*Set task*
Return the following lines and nothing else: the one holding "Read this page and output its text content." and all those after it in the records below, unchanged, minus any pictures.

*Material shown*
-- Start --

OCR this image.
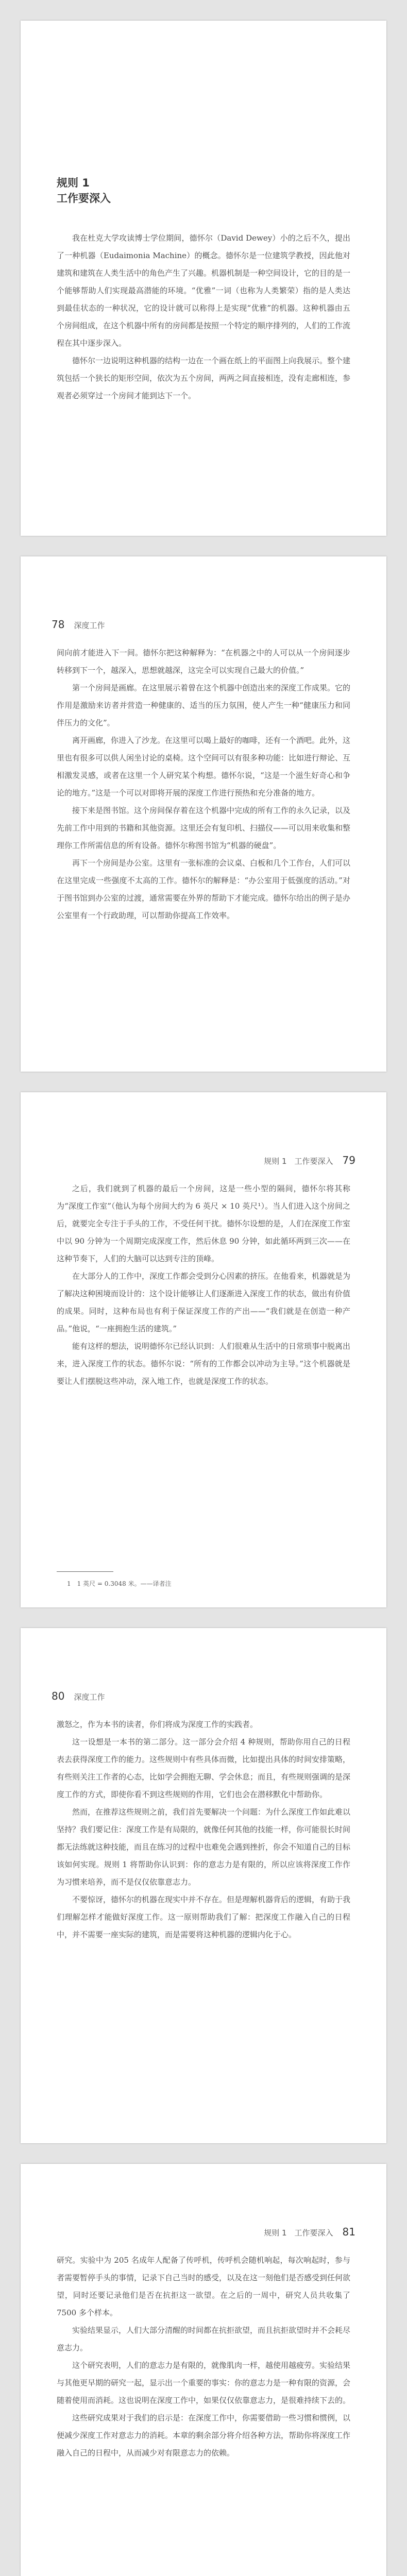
规则 1
工作要深入

我在杜克大学攻读博士学位期间，德怀尔（David Dewey）小的之后不久，提出了一种机器（Eudaimonia Machine）的概念。德怀尔是一位建筑学教授，因此他对建筑和建筑在人类生活中的角色产生了兴趣。机器机制是一种空间设计，它的目的是一个能够帮助人们实现最高潜能的环境。“优雅”一词（也称为人类繁荣）指的是人类达到最佳状态的一种状况，它的设计就可以称得上是实现“优雅”的机器。这种机器由五个房间组成，在这个机器中所有的房间都是按照一个特定的顺序排列的，人们的工作流程在其中逐步深入。

德怀尔一边说明这种机器的结构一边在一个画在纸上的平面图上向我展示。整个建筑包括一个狭长的矩形空间，依次为五个房间，两两之间直接相连，没有走廊相连，参观者必须穿过一个房间才能到达下一个。

78 深度工作

间向前才能进入下一间。德怀尔把这种解释为：“在机器之中的人可以从一个房间逐步转移到下一个，越深入，思想就越深，这完全可以实现自己最大的价值。”

第一个房间是画廊。在这里展示着曾在这个机器中创造出来的深度工作成果。它的作用是激励来访者并营造一种健康的、适当的压力氛围，使人产生一种“健康压力和同伴压力的文化”。

离开画廊，你进入了沙龙。在这里可以喝上最好的咖啡，还有一个酒吧。此外，这里也有很多可以供人闲坐讨论的桌椅。这个空间可以有很多种功能：比如进行辩论、互相激发灵感，或者在这里一个人研究某个构想。德怀尔说，“这是一个滋生好奇心和争论的地方。”这是一个可以对即将开展的深度工作进行预热和充分准备的地方。

接下来是图书馆。这个房间保存着在这个机器中完成的所有工作的永久记录，以及先前工作中用到的书籍和其他资源。这里还会有复印机、扫描仪——可以用来收集和整理你工作所需信息的所有设备。德怀尔称图书馆为“机器的硬盘”。

再下一个房间是办公室。这里有一张标准的会议桌、白板和几个工作台，人们可以在这里完成一些强度不太高的工作。德怀尔的解释是：“办公室用于低强度的活动。”对于图书馆到办公室的过渡，通常需要在外界的帮助下才能完成。德怀尔给出的例子是办公室里有一个行政助理，可以帮助你提高工作效率。

规则 1　工作要深入 79

之后，我们就到了机器的最后一个房间，这是一些小型的隔间，德怀尔将其称为“深度工作室”（他认为每个房间大约为 6 英尺 × 10 英尺¹）。当人们进入这个房间之后，就要完全专注于手头的工作，不受任何干扰。德怀尔设想的是，人们在深度工作室中以 90 分钟为一个周期完成深度工作，然后休息 90 分钟，如此循环两到三次——在这种节奏下，人们的大脑可以达到专注的顶峰。

在大部分人的工作中，深度工作都会受到分心因素的挤压。在他看来，机器就是为了解决这种困境而设计的：这个设计能够让人们逐渐进入深度工作的状态，做出有价值的成果。同时，这种布局也有利于保证深度工作的产出——“我们就是在创造一种产品。”他说，“一座拥抱生活的建筑。”

能有这样的想法，说明德怀尔已经认识到：人们很难从生活中的日常琐事中脱离出来，进入深度工作的状态。德怀尔说：“所有的工作都会以冲动为主导。”这个机器就是要让人们摆脱这些冲动，深入地工作，也就是深度工作的状态。

1　1 英尺 = 0.3048 米。——译者注
80 深度工作

激怒之，作为本书的读者，你们将成为深度工作的实践者。

这一设想是一本书的第二部分。这一部分会介绍 4 种规则，帮助你用自己的日程表去获得深度工作的能力。这些规则中有些具体而微，比如提出具体的时间安排策略，有些则关注工作者的心态，比如学会拥抱无聊、学会休息；而且，有些规则强调的是深度工作的方式，即使你看不到这些规则的作用，它们也会在潜移默化中帮助你。

然而，在推荐这些规则之前，我们首先要解决一个问题：为什么深度工作如此难以坚持？我们要记住：深度工作是有局限的，就像任何其他的技能一样，你可能很长时间都无法练就这种技能，而且在练习的过程中也难免会遇到挫折，你会不知道自己的目标该如何实现。规则 1 将帮助你认识到：你的意志力是有限的，所以应该将深度工作作为习惯来培养，而不是仅仅依靠意志力。

不要惊讶，德怀尔的机器在现实中并不存在。但是理解机器背后的逻辑，有助于我们理解怎样才能做好深度工作。这一原则帮助我们了解：把深度工作融入自己的日程中，并不需要一座实际的建筑，而是需要将这种机器的逻辑内化于心。

规则 1　工作要深入 81

研究。实验中为 205 名成年人配备了传呼机，传呼机会随机响起，每次响起时，参与者需要暂停手头的事情，记录下自己当时的感受，以及在这一刻他们是否感受到任何欲望，同时还要记录他们是否在抗拒这一欲望。在之后的一周中，研究人员共收集了 7500 多个样本。

实验结果显示，人们大部分清醒的时间都在抗拒欲望，而且抗拒欲望时并不会耗尽意志力。

这个研究表明，人们的意志力是有限的，就像肌肉一样，越使用越疲劳。实验结果与其他更早期的研究一起，显示出一个重要的事实：你的意志力是一种有限的资源，会随着使用而消耗。这也说明在深度工作中，如果仅仅依靠意志力，是很难持续下去的。

这些研究成果对于我们的启示是：在深度工作中，你需要借助一些习惯和惯例，以便减少深度工作对意志力的消耗。本章的剩余部分将介绍各种方法，帮助你将深度工作融入自己的日程中，从而减少对有限意志力的依赖。
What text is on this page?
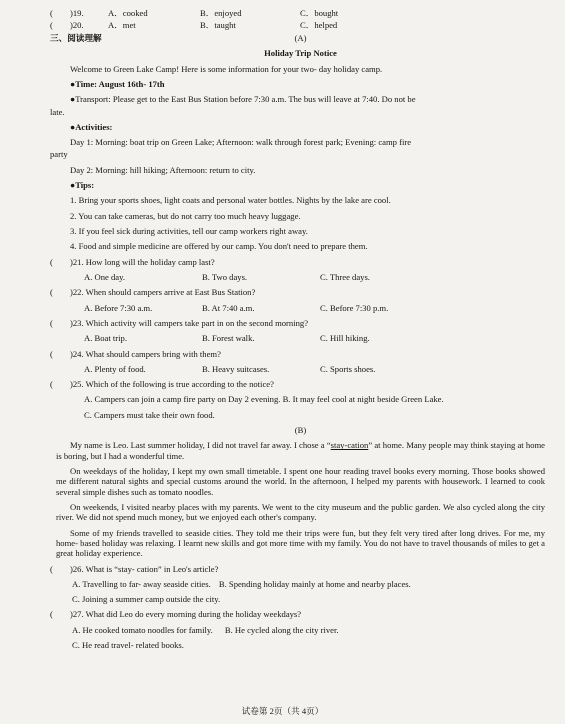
(	)19.	A．cooked	B．enjoyed	C．bought
(	)20.	A．met	B．taught	C．helped
三、阅读理解	(A)
Holiday Trip Notice
Welcome to Green Lake Camp! Here is some information for your two- day holiday camp.
●Time: August 16th- 17th
●Transport: Please get to the East Bus Station before 7:30 a.m. The bus will leave at 7:40. Do not be
late.
●Activities:
Day 1: Morning: boat trip on Green Lake; Afternoon: walk through forest park; Evening: camp fire
party
Day 2: Morning: hill hiking; Afternoon: return to city.
●Tips:
1. Bring your sports shoes, light coats and personal water bottles. Nights by the lake are cool.
2. You can take cameras, but do not carry too much heavy luggage.
3. If you feel sick during activities, tell our camp workers right away.
4. Food and simple medicine are offered by our camp. You don't need to prepare them.
(	)21. How long will the holiday camp last?
A. One day.	B. Two days.	C. Three days.
(	)22. When should campers arrive at East Bus Station?
A. Before 7:30 a.m.	B. At 7:40 a.m.	C. Before 7:30 p.m.
(	)23. Which activity will campers take part in on the second morning?
A. Boat trip.	B. Forest walk.	C. Hill hiking.
(	)24. What should campers bring with them?
A. Plenty of food.	B. Heavy suitcases.	C. Sports shoes.
(	)25. Which of the following is true according to the notice?
A. Campers can join a camp fire party on Day 2 evening. B. It may feel cool at night beside Green Lake.
C. Campers must take their own food.
(B)
My name is Leo. Last summer holiday, I did not travel far away. I chose a “stay-cation” at home. Many people may think staying at home is boring, but I had a wonderful time.
On weekdays of the holiday, I kept my own small timetable. I spent one hour reading travel books every morning. Those books showed me different natural sights and special customs around the world. In the afternoon, I helped my parents with housework. I learned to cook several simple dishes such as tomato noodles.
On weekends, I visited nearby places with my parents. We went to the city museum and the public garden. We also cycled along the city river. We did not spend much money, but we enjoyed each other's company.
Some of my friends travelled to seaside cities. They told me their trips were fun, but they felt very tired after long drives. For me, my home- based holiday was relaxing. I learnt new skills and got more time with my family. You do not have to travel thousands of miles to get a great holiday experience.
(	)26. What is “stay- cation” in Leo's article?
A. Travelling to far- away seaside cities. B. Spending holiday mainly at home and nearby places.
C. Joining a summer camp outside the city.
(	)27. What did Leo do every morning during the holiday weekdays?
A. He cooked tomato noodles for family. B. He cycled along the city river.
C. He read travel- related books.
试卷第 2页（共 4页）
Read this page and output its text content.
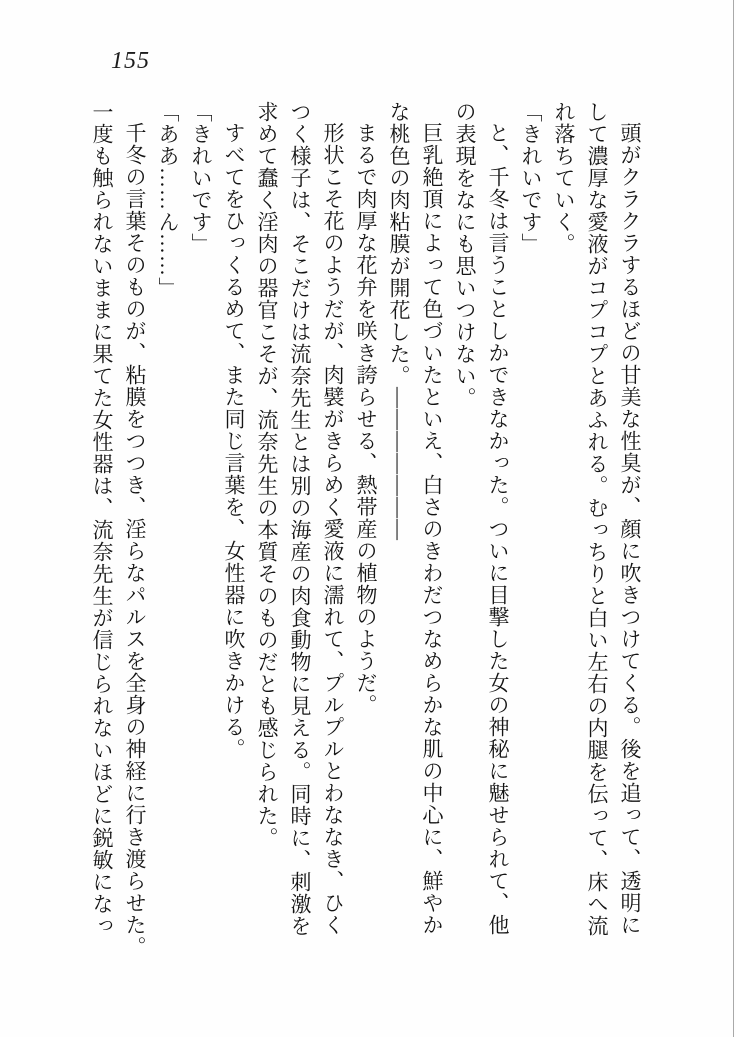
155
頭がクラクラするほどの甘美な性臭が、顔に吹きつけてくる。後を追って、透明に
して濃厚な愛液がコプコプとあふれる。むっちりと白い左右の内腿を伝って、床へ流
れ落ちていく。
「きれいです」
と、千冬は言うことしかできなかった。ついに目撃した女の神秘に魅せられて、他
の表現をなにも思いつけない。
巨乳絶頂によって色づいたといえ、白さのきわだつなめらかな肌の中心に、鮮やか
な桃色の肉粘膜が開花した。―――――――
まるで肉厚な花弁を咲き誇らせる、熱帯産の植物のようだ。
形状こそ花のようだが、肉襞がきらめく愛液に濡れて、プルプルとわななき、ひく
つく様子は、そこだけは流奈先生とは別の海産の肉食動物に見える。同時に、刺激を
求めて蠢く淫肉の器官こそが、流奈先生の本質そのものだとも感じられた。
すべてをひっくるめて、また同じ言葉を、女性器に吹きかける。
「きれいです」
「ああ……ん……」
千冬の言葉そのものが、粘膜をつつき、淫らなパルスを全身の神経に行き渡らせた。
一度も触られないままに果てた女性器は、流奈先生が信じられないほどに鋭敏になっ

-- End --

*Solution*
Read this page and output its text content.
155
頭がクラクラするほどの甘美な性臭が、顔に吹きつけてくる。後を追って、透明に
して濃厚な愛液がコプコプとあふれる。むっちりと白い左右の内腿を伝って、床へ流
れ落ちていく。
「きれいです」
と、千冬は言うことしかできなかった。ついに目撃した女の神秘に魅せられて、他
の表現をなにも思いつけない。
巨乳絶頂によって色づいたといえ、白さのきわだつなめらかな肌の中心に、鮮やか
な桃色の肉粘膜が開花した。―――――――
まるで肉厚な花弁を咲き誇らせる、熱帯産の植物のようだ。
形状こそ花のようだが、肉襞がきらめく愛液に濡れて、プルプルとわななき、ひく
つく様子は、そこだけは流奈先生とは別の海産の肉食動物に見える。同時に、刺激を
求めて蠢く淫肉の器官こそが、流奈先生の本質そのものだとも感じられた。
すべてをひっくるめて、また同じ言葉を、女性器に吹きかける。
「きれいです」
「ああ……ん……」
千冬の言葉そのものが、粘膜をつつき、淫らなパルスを全身の神経に行き渡らせた。
一度も触られないままに果てた女性器は、流奈先生が信じられないほどに鋭敏になっ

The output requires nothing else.